Given exercise:
Send each entry back exactly as given, pictures excluded.

Dataset excerpt:
+ + + + + + +

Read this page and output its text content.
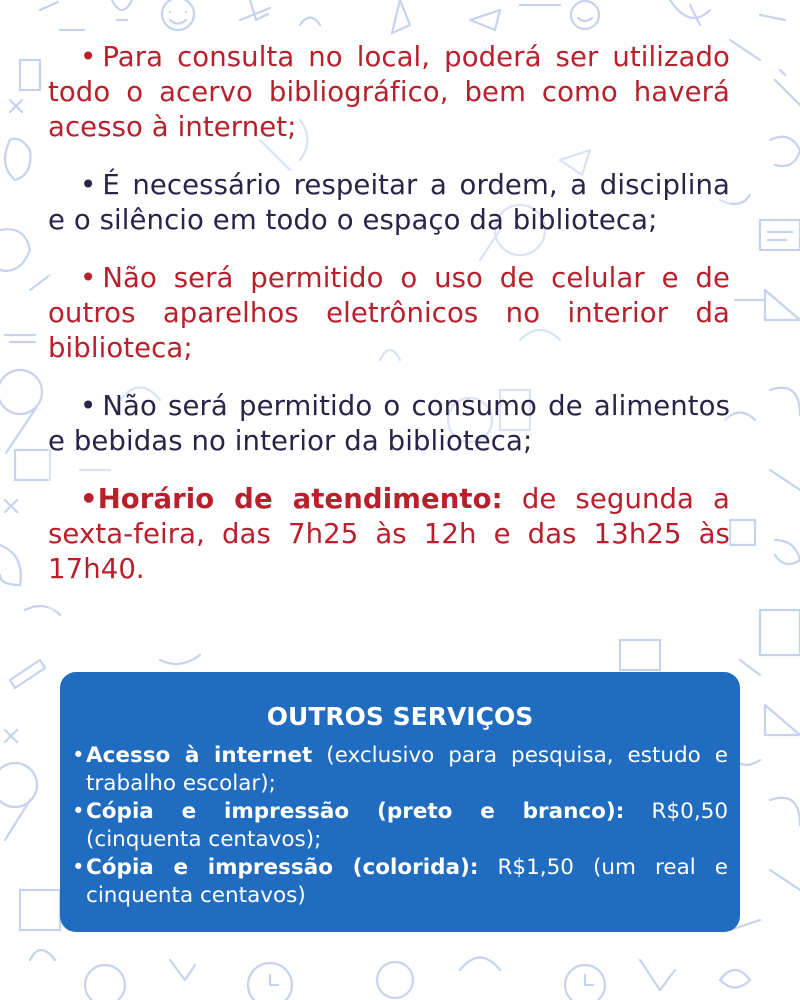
• Para consulta no local, poderá ser utilizado todo o acervo bibliográfico, bem como haverá acesso à internet;

• É necessário respeitar a ordem, a disciplina e o silêncio em todo o espaço da biblioteca;

• Não será permitido o uso de celular e de outros aparelhos eletrônicos no interior da biblioteca;

• Não será permitido o consumo de alimentos e bebidas no interior da biblioteca;

•Horário de atendimento: de segunda a sexta-feira, das 7h25 às 12h e das 13h25 às 17h40.

OUTROS SERVIÇOS

•Acesso à internet (exclusivo para pesquisa, estudo e trabalho escolar);

•Cópia e impressão (preto e branco): R$0,50 (cinquenta centavos);

•Cópia e impressão (colorida): R$1,50 (um real e cinquenta centavos)
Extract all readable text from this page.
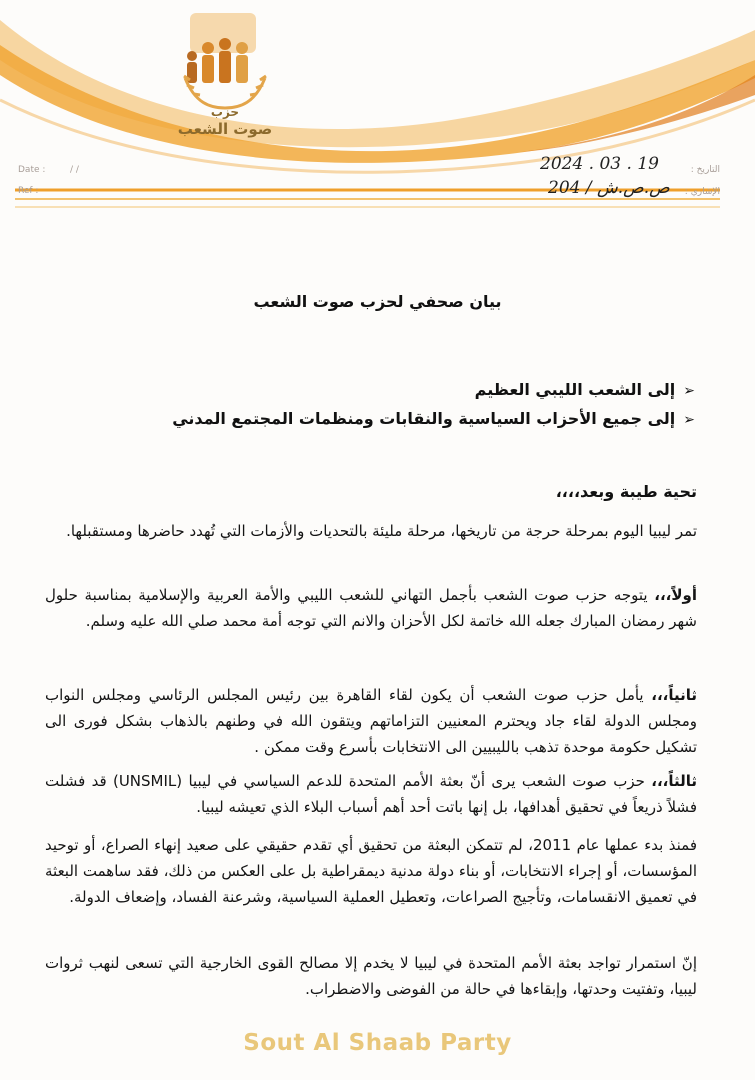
حزب
صوت الشعب
Date :	/ /
Ref :
التاريخ :
الإشاري :
2024 . 03 . 19
204 / ص.ص.ش
بيان صحفي لحزب صوت الشعب
➢إلى الشعب الليبي العظيم
➢إلى جميع الأحزاب السياسية والنقابات ومنظمات المجتمع المدني
تحية طيبة وبعد،،،،
تمر ليبيا اليوم بمرحلة حرجة من تاريخها، مرحلة مليئة بالتحديات والأزمات التي تُهدد حاضرها ومستقبلها.
أولاً،،، يتوجه حزب صوت الشعب بأجمل التهاني للشعب الليبي والأمة العربية والإسلامية بمناسبة حلول شهر رمضان المبارك جعله الله خاتمة لكل الأحزان والانم التي توجه أمة محمد صلي الله عليه وسلم.
ثانياً،،، يأمل حزب صوت الشعب أن يكون لقاء القاهرة بين رئيس المجلس الرئاسي ومجلس النواب ومجلس الدولة لقاء جاد ويحترم المعنيين التزاماتهم ويتقون الله في وطنهم بالذهاب بشكل فورى الى تشكيل حكومة موحدة تذهب بالليبيين الى الانتخابات بأسرع وقت ممكن .
ثالثاً،،، حزب صوت الشعب يرى أنّ بعثة الأمم المتحدة للدعم السياسي في ليبيا (UNSMIL) قد فشلت فشلاً ذريعاً في تحقيق أهدافها، بل إنها باتت أحد أهم أسباب البلاء الذي تعيشه ليبيا.
فمنذ بدء عملها عام 2011، لم تتمكن البعثة من تحقيق أي تقدم حقيقي على صعيد إنهاء الصراع، أو توحيد المؤسسات، أو إجراء الانتخابات، أو بناء دولة مدنية ديمقراطية بل على العكس من ذلك، فقد ساهمت البعثة في تعميق الانقسامات، وتأجيج الصراعات، وتعطيل العملية السياسية، وشرعنة الفساد، وإضعاف الدولة.
إنّ استمرار تواجد بعثة الأمم المتحدة في ليبيا لا يخدم إلا مصالح القوى الخارجية التي تسعى لنهب ثروات ليبيا، وتفتيت وحدتها، وإبقاءها في حالة من الفوضى والاضطراب.
Sout Al Shaab Party
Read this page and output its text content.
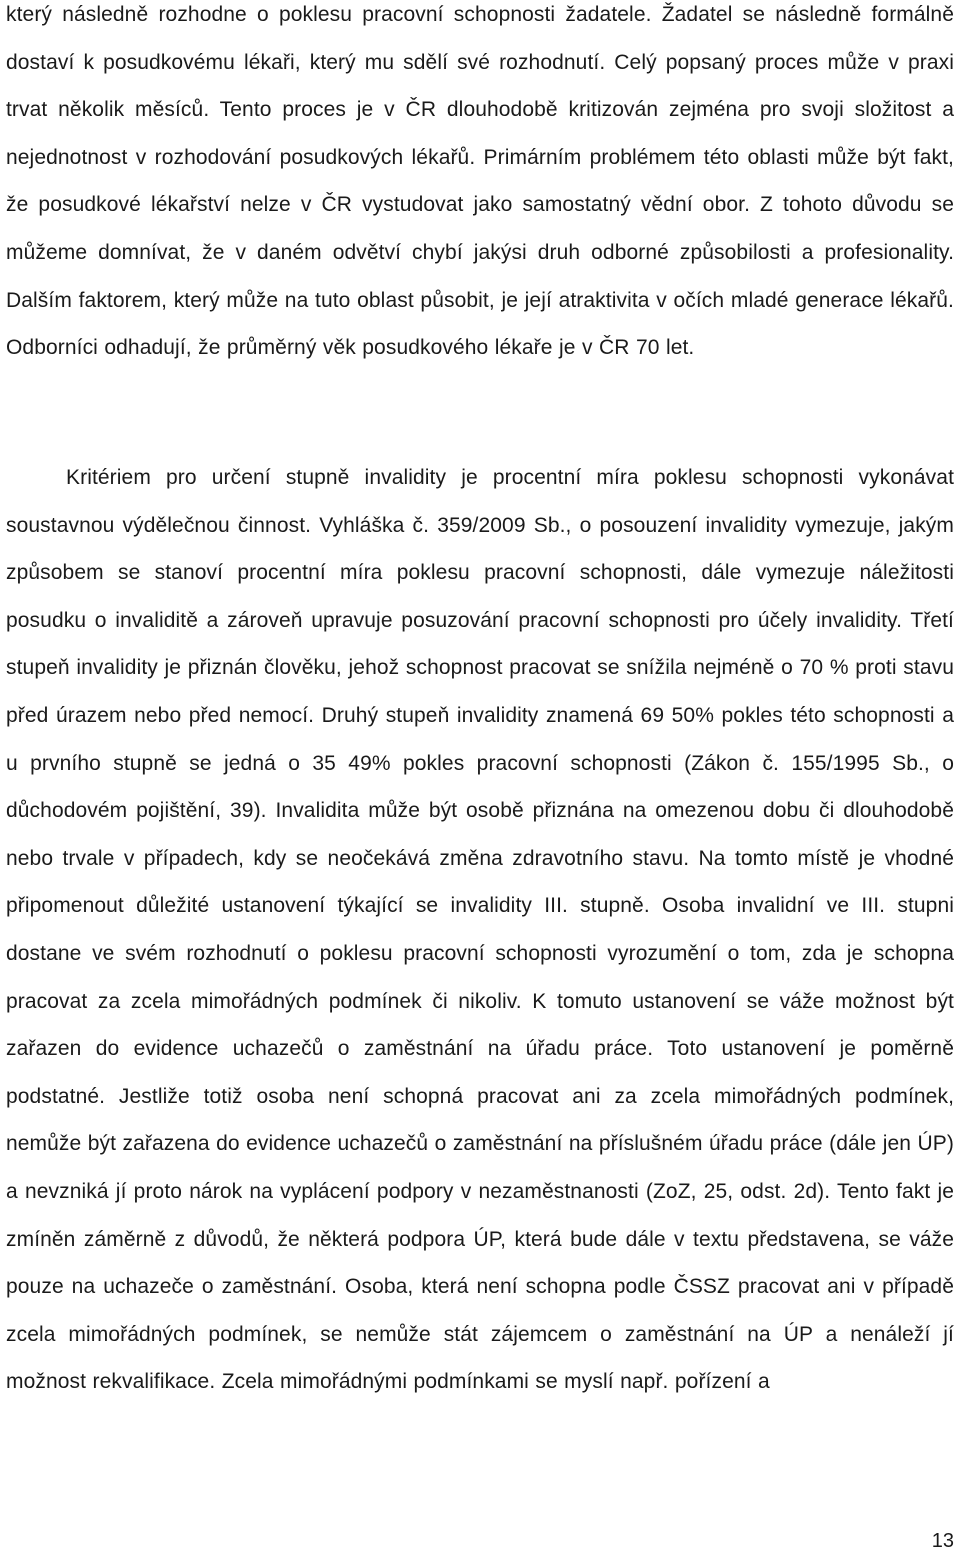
který následně rozhodne o poklesu pracovní schopnosti žadatele. Žadatel se následně formálně dostaví k posudkovému lékaři, který mu sdělí své rozhodnutí. Celý popsaný proces může v praxi trvat několik měsíců. Tento proces je v ČR dlouhodobě kritizován zejména pro svoji složitost a nejednotnost v rozhodování posudkových lékařů. Primárním problémem této oblasti může být fakt, že posudkové lékařství nelze v ČR vystudovat jako samostatný vědní obor. Z tohoto důvodu se můžeme domnívat, že v daném odvětví chybí jakýsi druh odborné způsobilosti a profesionality. Dalším faktorem, který může na tuto oblast působit, je její atraktivita v očích mladé generace lékařů. Odborníci odhadují, že průměrný věk posudkového lékaře je v ČR 70 let.

Kritériem pro určení stupně invalidity je procentní míra poklesu schopnosti vykonávat soustavnou výdělečnou činnost. Vyhláška č. 359/2009 Sb., o posouzení invalidity vymezuje, jakým způsobem se stanoví procentní míra poklesu pracovní schopnosti, dále vymezuje náležitosti posudku o invaliditě a zároveň upravuje posuzování pracovní schopnosti pro účely invalidity. Třetí stupeň invalidity je přiznán člověku, jehož schopnost pracovat se snížila nejméně o 70 % proti stavu před úrazem nebo před nemocí. Druhý stupeň invalidity znamená 69 50% pokles této schopnosti a u prvního stupně se jedná o 35 49% pokles pracovní schopnosti (Zákon č. 155/1995 Sb., o důchodovém pojištění, 39). Invalidita může být osobě přiznána na omezenou dobu či dlouhodobě nebo trvale v případech, kdy se neočekává změna zdravotního stavu. Na tomto místě je vhodné připomenout důležité ustanovení týkající se invalidity III. stupně. Osoba invalidní ve III. stupni dostane ve svém rozhodnutí o poklesu pracovní schopnosti vyrozumění o tom, zda je schopna pracovat za zcela mimořádných podmínek či nikoliv. K tomuto ustanovení se váže možnost být zařazen do evidence uchazečů o zaměstnání na úřadu práce. Toto ustanovení je poměrně podstatné. Jestliže totiž osoba není schopná pracovat ani za zcela mimořádných podmínek, nemůže být zařazena do evidence uchazečů o zaměstnání na příslušném úřadu práce (dále jen ÚP) a nevzniká jí proto nárok na vyplácení podpory v nezaměstnanosti (ZoZ, 25, odst. 2d). Tento fakt je zmíněn záměrně z důvodů, že některá podpora ÚP, která bude dále v textu představena, se váže pouze na uchazeče o zaměstnání. Osoba, která není schopna podle ČSSZ pracovat ani v případě zcela mimořádných podmínek, se nemůže stát zájemcem o zaměstnání na ÚP a nenáleží jí možnost rekvalifikace. Zcela mimořádnými podmínkami se myslí např. pořízení a

13
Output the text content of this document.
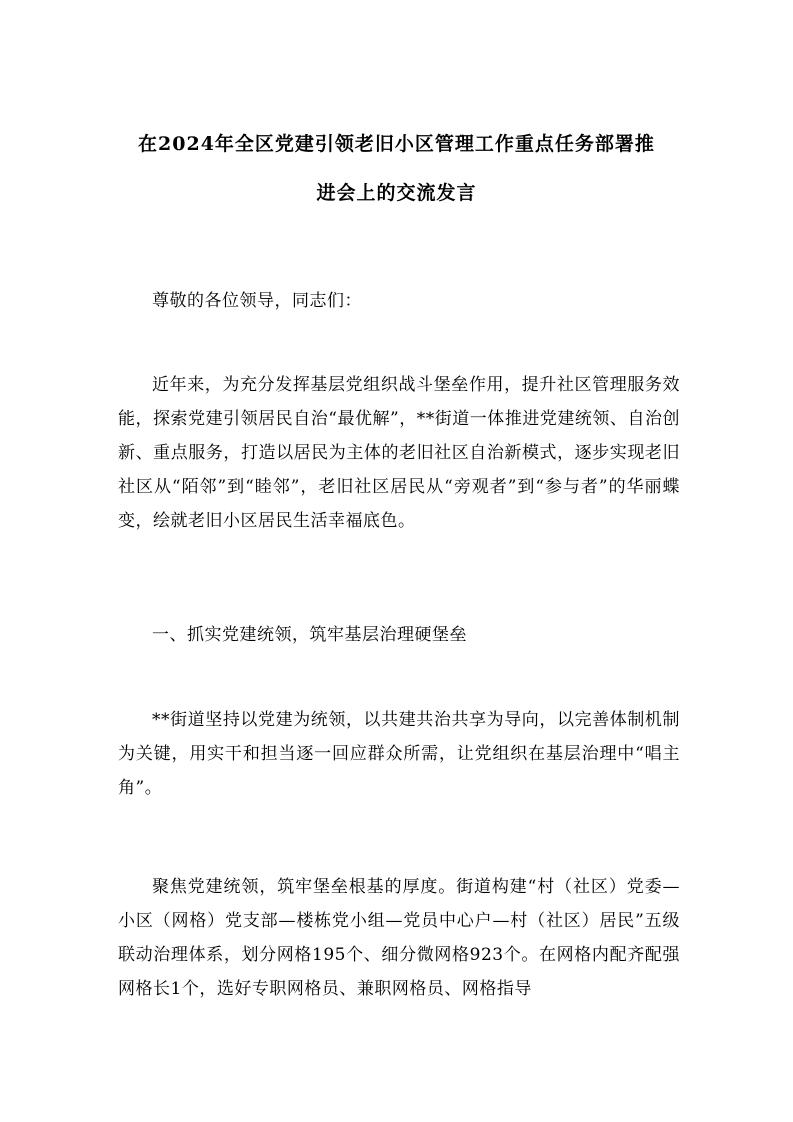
在2024年全区党建引领老旧小区管理工作重点任务部署推
进会上的交流发言

尊敬的各位领导，同志们：

近年来，为充分发挥基层党组织战斗堡垒作用，提升社区管理服务效能，探索党建引领居民自治“最优解”，**街道一体推进党建统领、自治创新、重点服务，打造以居民为主体的老旧社区自治新模式，逐步实现老旧社区从“陌邻”到“睦邻”，老旧社区居民从“旁观者”到“参与者”的华丽蝶变，绘就老旧小区居民生活幸福底色。

一、抓实党建统领，筑牢基层治理硬堡垒

**街道坚持以党建为统领，以共建共治共享为导向，以完善体制机制为关键，用实干和担当逐一回应群众所需，让党组织在基层治理中“唱主角”。

聚焦党建统领，筑牢堡垒根基的厚度。街道构建“村（社区）党委—小区（网格）党支部—楼栋党小组—党员中心户—村（社区）居民”五级联动治理体系，划分网格195个、细分微网格923个。在网格内配齐配强网格长1个，选好专职网格员、兼职网格员、网格指导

+ + + + + + +

Answer to the exercise:
Read this page and output its text content.
• Para consulta no local, poderá ser utilizado todo o acervo bibliográfico, bem como haverá acesso à internet;

• É necessário respeitar a ordem, a disciplina e o silêncio em todo o espaço da biblioteca;

• Não será permitido o uso de celular e de outros aparelhos eletrônicos no interior da biblioteca;

• Não será permitido o consumo de alimentos e bebidas no interior da biblioteca;

•Horário de atendimento: de segunda a sexta-feira, das 7h25 às 12h e das 13h25 às 17h40.

OUTROS SERVIÇOS

•Acesso à internet (exclusivo para pesquisa, estudo e trabalho escolar);

•Cópia e impressão (preto e branco): R$0,50 (cinquenta centavos);

•Cópia e impressão (colorida): R$1,50 (um real e cinquenta centavos)
Extract all readable text from this page.
حزب
صوت الشعب
Date :	/ /
Ref :
التاريخ :
الإشاري :
2024 . 03 . 19
204 / ص.ص.ش
بيان صحفي لحزب صوت الشعب
➢إلى الشعب الليبي العظيم
➢إلى جميع الأحزاب السياسية والنقابات ومنظمات المجتمع المدني
تحية طيبة وبعد،،،،
تمر ليبيا اليوم بمرحلة حرجة من تاريخها، مرحلة مليئة بالتحديات والأزمات التي تُهدد حاضرها ومستقبلها.
أولاً،،، يتوجه حزب صوت الشعب بأجمل التهاني للشعب الليبي والأمة العربية والإسلامية بمناسبة حلول شهر رمضان المبارك جعله الله خاتمة لكل الأحزان والانم التي توجه أمة محمد صلي الله عليه وسلم.
ثانياً،،، يأمل حزب صوت الشعب أن يكون لقاء القاهرة بين رئيس المجلس الرئاسي ومجلس النواب ومجلس الدولة لقاء جاد ويحترم المعنيين التزاماتهم ويتقون الله في وطنهم بالذهاب بشكل فورى الى تشكيل حكومة موحدة تذهب بالليبيين الى الانتخابات بأسرع وقت ممكن .
ثالثاً،،، حزب صوت الشعب يرى أنّ بعثة الأمم المتحدة للدعم السياسي في ليبيا (UNSMIL) قد فشلت فشلاً ذريعاً في تحقيق أهدافها، بل إنها باتت أحد أهم أسباب البلاء الذي تعيشه ليبيا.
فمنذ بدء عملها عام 2011، لم تتمكن البعثة من تحقيق أي تقدم حقيقي على صعيد إنهاء الصراع، أو توحيد المؤسسات، أو إجراء الانتخابات، أو بناء دولة مدنية ديمقراطية بل على العكس من ذلك، فقد ساهمت البعثة في تعميق الانقسامات، وتأجيج الصراعات، وتعطيل العملية السياسية، وشرعنة الفساد، وإضعاف الدولة.
إنّ استمرار تواجد بعثة الأمم المتحدة في ليبيا لا يخدم إلا مصالح القوى الخارجية التي تسعى لنهب ثروات ليبيا، وتفتيت وحدتها، وإبقاءها في حالة من الفوضى والاضطراب.
Sout Al Shaab Party
Read this page and output its text content.
který následně rozhodne o poklesu pracovní schopnosti žadatele. Žadatel se následně formálně dostaví k posudkovému lékaři, který mu sdělí své rozhodnutí. Celý popsaný proces může v praxi trvat několik měsíců. Tento proces je v ČR dlouhodobě kritizován zejména pro svoji složitost a nejednotnost v rozhodování posudkových lékařů. Primárním problémem této oblasti může být fakt, že posudkové lékařství nelze v ČR vystudovat jako samostatný vědní obor. Z tohoto důvodu se můžeme domnívat, že v daném odvětví chybí jakýsi druh odborné způsobilosti a profesionality. Dalším faktorem, který může na tuto oblast působit, je její atraktivita v očích mladé generace lékařů. Odborníci odhadují, že průměrný věk posudkového lékaře je v ČR 70 let.

Kritériem pro určení stupně invalidity je procentní míra poklesu schopnosti vykonávat soustavnou výdělečnou činnost. Vyhláška č. 359/2009 Sb., o posouzení invalidity vymezuje, jakým způsobem se stanoví procentní míra poklesu pracovní schopnosti, dále vymezuje náležitosti posudku o invaliditě a zároveň upravuje posuzování pracovní schopnosti pro účely invalidity. Třetí stupeň invalidity je přiznán člověku, jehož schopnost pracovat se snížila nejméně o 70 % proti stavu před úrazem nebo před nemocí. Druhý stupeň invalidity znamená 69 50% pokles této schopnosti a u prvního stupně se jedná o 35 49% pokles pracovní schopnosti (Zákon č. 155/1995 Sb., o důchodovém pojištění, 39). Invalidita může být osobě přiznána na omezenou dobu či dlouhodobě nebo trvale v případech, kdy se neočekává změna zdravotního stavu. Na tomto místě je vhodné připomenout důležité ustanovení týkající se invalidity III. stupně. Osoba invalidní ve III. stupni dostane ve svém rozhodnutí o poklesu pracovní schopnosti vyrozumění o tom, zda je schopna pracovat za zcela mimořádných podmínek či nikoliv. K tomuto ustanovení se váže možnost být zařazen do evidence uchazečů o zaměstnání na úřadu práce. Toto ustanovení je poměrně podstatné. Jestliže totiž osoba není schopná pracovat ani za zcela mimořádných podmínek, nemůže být zařazena do evidence uchazečů o zaměstnání na příslušném úřadu práce (dále jen ÚP) a nevzniká jí proto nárok na vyplácení podpory v nezaměstnanosti (ZoZ, 25, odst. 2d). Tento fakt je zmíněn záměrně z důvodů, že některá podpora ÚP, která bude dále v textu představena, se váže pouze na uchazeče o zaměstnání. Osoba, která není schopna podle ČSSZ pracovat ani v případě zcela mimořádných podmínek, se nemůže stát zájemcem o zaměstnání na ÚP a nenáleží jí možnost rekvalifikace. Zcela mimořádnými podmínkami se myslí např. pořízení a

13
Output the text content of this document.
在2024年全区党建引领老旧小区管理工作重点任务部署推
进会上的交流发言

尊敬的各位领导，同志们：

近年来，为充分发挥基层党组织战斗堡垒作用，提升社区管理服务效能，探索党建引领居民自治“最优解”，**街道一体推进党建统领、自治创新、重点服务，打造以居民为主体的老旧社区自治新模式，逐步实现老旧社区从“陌邻”到“睦邻”，老旧社区居民从“旁观者”到“参与者”的华丽蝶变，绘就老旧小区居民生活幸福底色。

一、抓实党建统领，筑牢基层治理硬堡垒

**街道坚持以党建为统领，以共建共治共享为导向，以完善体制机制为关键，用实干和担当逐一回应群众所需，让党组织在基层治理中“唱主角”。

聚焦党建统领，筑牢堡垒根基的厚度。街道构建“村（社区）党委—小区（网格）党支部—楼栋党小组—党员中心户—村（社区）居民”五级联动治理体系，划分网格195个、细分微网格923个。在网格内配齐配强网格长1个，选好专职网格员、兼职网格员、网格指导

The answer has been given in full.